* begin *

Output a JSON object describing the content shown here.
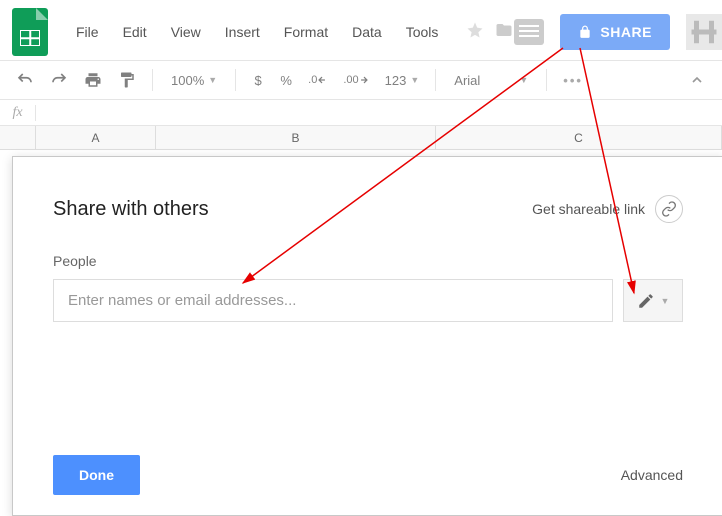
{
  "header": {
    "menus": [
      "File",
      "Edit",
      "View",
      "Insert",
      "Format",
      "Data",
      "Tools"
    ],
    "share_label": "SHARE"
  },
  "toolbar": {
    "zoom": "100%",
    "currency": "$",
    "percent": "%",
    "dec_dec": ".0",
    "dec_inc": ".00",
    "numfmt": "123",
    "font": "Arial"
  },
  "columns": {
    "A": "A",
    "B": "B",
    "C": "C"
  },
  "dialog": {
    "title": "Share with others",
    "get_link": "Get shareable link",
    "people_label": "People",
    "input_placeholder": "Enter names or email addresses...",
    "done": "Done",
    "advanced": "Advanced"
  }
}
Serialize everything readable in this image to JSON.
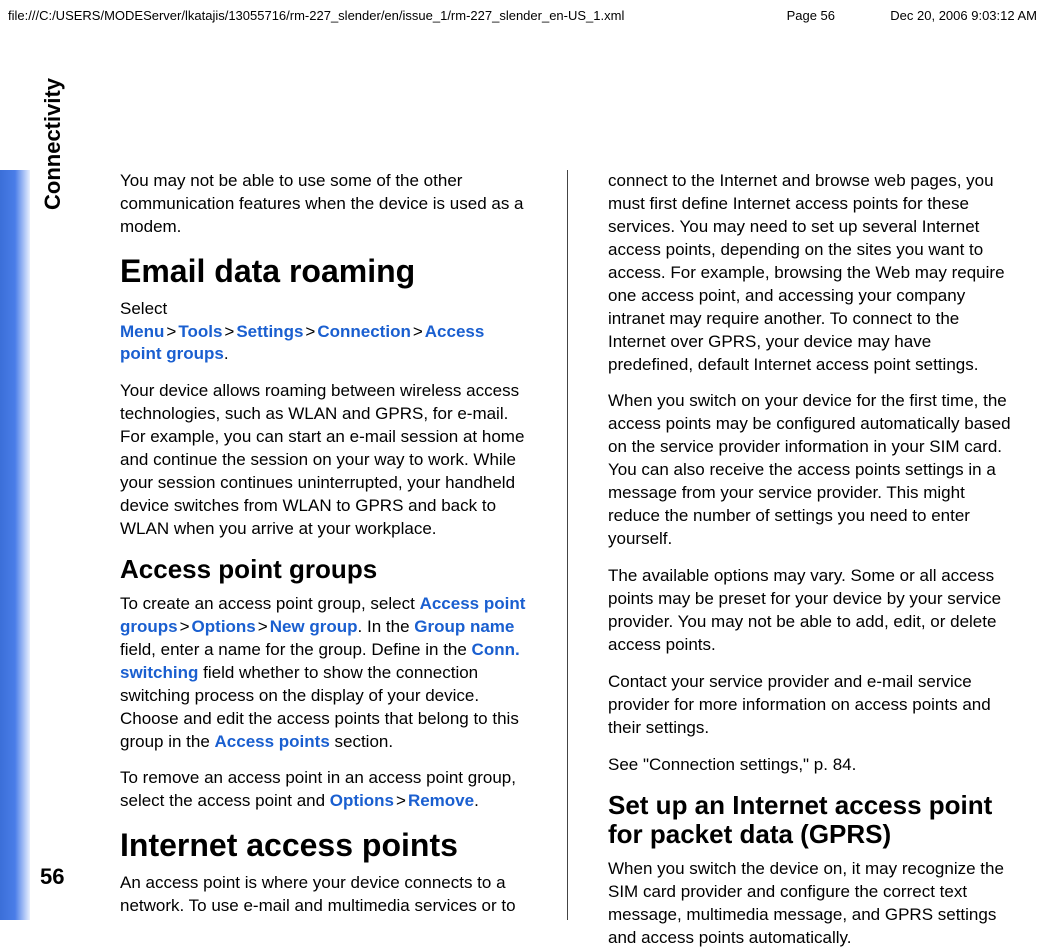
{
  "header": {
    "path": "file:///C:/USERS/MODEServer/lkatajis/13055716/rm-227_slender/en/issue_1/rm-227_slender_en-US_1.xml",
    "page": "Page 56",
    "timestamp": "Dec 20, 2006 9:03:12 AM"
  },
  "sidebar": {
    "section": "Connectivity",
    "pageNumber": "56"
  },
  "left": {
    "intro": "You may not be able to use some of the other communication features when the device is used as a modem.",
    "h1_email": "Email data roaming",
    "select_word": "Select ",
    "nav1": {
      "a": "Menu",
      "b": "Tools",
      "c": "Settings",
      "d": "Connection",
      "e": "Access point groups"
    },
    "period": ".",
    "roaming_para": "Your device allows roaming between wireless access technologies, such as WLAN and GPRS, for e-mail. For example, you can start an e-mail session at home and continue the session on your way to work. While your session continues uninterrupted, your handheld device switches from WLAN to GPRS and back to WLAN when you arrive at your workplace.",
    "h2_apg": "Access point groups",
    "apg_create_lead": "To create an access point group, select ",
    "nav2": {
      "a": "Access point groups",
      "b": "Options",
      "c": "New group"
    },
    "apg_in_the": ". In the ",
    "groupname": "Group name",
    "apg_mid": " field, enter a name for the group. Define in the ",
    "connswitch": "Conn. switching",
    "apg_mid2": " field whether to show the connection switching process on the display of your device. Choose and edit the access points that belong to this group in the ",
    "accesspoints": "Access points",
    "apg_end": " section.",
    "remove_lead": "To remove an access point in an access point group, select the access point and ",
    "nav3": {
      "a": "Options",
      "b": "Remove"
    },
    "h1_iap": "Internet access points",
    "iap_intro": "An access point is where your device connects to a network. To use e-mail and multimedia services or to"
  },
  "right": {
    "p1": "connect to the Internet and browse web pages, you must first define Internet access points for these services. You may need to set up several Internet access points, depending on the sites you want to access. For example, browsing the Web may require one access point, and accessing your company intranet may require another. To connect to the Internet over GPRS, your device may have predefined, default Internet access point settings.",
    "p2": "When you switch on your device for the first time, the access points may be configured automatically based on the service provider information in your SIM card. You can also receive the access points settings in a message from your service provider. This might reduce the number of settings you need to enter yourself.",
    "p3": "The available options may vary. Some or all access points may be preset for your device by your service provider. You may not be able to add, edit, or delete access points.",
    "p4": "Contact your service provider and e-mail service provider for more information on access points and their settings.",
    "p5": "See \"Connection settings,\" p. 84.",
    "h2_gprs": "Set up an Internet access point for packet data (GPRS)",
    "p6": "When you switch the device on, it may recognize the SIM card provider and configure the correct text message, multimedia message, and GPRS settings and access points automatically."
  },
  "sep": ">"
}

* end *
* begin *

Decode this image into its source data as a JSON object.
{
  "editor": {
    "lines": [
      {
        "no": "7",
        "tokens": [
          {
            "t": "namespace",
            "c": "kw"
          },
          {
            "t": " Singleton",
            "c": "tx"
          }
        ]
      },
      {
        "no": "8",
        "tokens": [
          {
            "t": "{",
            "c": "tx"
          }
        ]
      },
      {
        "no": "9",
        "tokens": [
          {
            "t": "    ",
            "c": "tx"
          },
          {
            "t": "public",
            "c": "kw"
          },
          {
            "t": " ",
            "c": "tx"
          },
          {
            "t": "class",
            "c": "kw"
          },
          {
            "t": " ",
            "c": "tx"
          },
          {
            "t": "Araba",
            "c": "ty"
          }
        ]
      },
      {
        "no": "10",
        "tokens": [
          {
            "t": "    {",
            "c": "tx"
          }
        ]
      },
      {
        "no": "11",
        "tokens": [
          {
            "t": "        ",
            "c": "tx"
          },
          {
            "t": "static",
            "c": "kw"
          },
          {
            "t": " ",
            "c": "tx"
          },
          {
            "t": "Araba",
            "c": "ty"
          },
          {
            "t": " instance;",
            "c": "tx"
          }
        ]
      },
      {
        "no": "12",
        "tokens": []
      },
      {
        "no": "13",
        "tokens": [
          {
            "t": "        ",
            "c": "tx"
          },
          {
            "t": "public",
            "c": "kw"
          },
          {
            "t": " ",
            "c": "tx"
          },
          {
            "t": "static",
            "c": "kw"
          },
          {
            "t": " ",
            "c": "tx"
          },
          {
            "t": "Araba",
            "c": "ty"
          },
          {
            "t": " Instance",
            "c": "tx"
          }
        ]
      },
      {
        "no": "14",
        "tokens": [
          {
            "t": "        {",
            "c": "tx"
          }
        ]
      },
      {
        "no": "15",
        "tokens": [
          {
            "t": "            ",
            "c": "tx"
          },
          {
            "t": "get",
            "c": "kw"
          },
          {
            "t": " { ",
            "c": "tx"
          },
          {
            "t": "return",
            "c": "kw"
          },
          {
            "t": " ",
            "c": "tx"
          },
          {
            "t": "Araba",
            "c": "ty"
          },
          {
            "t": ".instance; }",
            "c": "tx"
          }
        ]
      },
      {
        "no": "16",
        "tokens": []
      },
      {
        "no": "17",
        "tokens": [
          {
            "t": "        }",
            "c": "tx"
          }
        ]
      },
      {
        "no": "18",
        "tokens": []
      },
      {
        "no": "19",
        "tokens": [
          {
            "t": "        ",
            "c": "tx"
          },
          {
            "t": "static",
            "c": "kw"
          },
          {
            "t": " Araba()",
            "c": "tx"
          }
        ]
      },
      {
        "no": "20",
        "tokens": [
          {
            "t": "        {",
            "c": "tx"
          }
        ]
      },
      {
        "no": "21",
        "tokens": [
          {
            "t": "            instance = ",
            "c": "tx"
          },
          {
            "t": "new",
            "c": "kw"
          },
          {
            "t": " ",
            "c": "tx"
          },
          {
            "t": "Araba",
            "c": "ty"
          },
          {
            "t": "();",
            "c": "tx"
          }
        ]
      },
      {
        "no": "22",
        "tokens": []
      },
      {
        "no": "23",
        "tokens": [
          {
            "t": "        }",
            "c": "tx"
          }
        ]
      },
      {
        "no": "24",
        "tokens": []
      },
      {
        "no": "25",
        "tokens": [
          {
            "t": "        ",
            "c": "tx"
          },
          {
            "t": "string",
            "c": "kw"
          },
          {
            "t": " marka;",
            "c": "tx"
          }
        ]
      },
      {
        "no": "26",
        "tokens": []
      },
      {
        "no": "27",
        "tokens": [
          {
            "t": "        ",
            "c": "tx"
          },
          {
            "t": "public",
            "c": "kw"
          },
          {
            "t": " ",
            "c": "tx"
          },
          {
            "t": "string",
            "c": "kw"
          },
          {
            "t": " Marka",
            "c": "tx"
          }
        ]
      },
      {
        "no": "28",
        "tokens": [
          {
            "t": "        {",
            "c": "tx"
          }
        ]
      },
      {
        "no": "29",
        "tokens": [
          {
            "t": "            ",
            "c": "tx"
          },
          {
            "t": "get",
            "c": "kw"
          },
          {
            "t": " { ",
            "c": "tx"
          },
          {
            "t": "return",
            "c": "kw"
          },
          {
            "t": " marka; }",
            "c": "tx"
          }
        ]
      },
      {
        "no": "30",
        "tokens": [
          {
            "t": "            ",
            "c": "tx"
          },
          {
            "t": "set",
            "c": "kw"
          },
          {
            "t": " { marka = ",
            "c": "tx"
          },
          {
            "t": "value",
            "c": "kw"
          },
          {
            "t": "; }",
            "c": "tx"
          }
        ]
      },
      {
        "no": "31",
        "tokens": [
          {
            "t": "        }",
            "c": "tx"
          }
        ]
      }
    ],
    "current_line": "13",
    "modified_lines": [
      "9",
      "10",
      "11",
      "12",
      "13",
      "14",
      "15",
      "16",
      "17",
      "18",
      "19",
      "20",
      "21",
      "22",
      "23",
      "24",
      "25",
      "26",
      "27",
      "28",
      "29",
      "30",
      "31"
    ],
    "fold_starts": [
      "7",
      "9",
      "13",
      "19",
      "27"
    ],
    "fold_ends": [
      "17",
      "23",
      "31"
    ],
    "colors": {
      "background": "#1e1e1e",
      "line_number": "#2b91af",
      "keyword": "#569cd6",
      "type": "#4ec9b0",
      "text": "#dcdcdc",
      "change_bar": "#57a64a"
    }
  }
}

* end *

> **Written exercise**:
Scan the entries above. Copy each line that has the string "card".

> **Task result**:
    "p2": "When you switch on your device for the first time, the access points may be configured automatically based on the service provider information in your SIM card. You can also receive the access points settings in a message from your service provider. This might reduce the number of settings you need to enter yourself.",
    "p6": "When you switch the device on, it may recognize the SIM card provider and configure the correct text message, multimedia message, and GPRS settings and access points automatically."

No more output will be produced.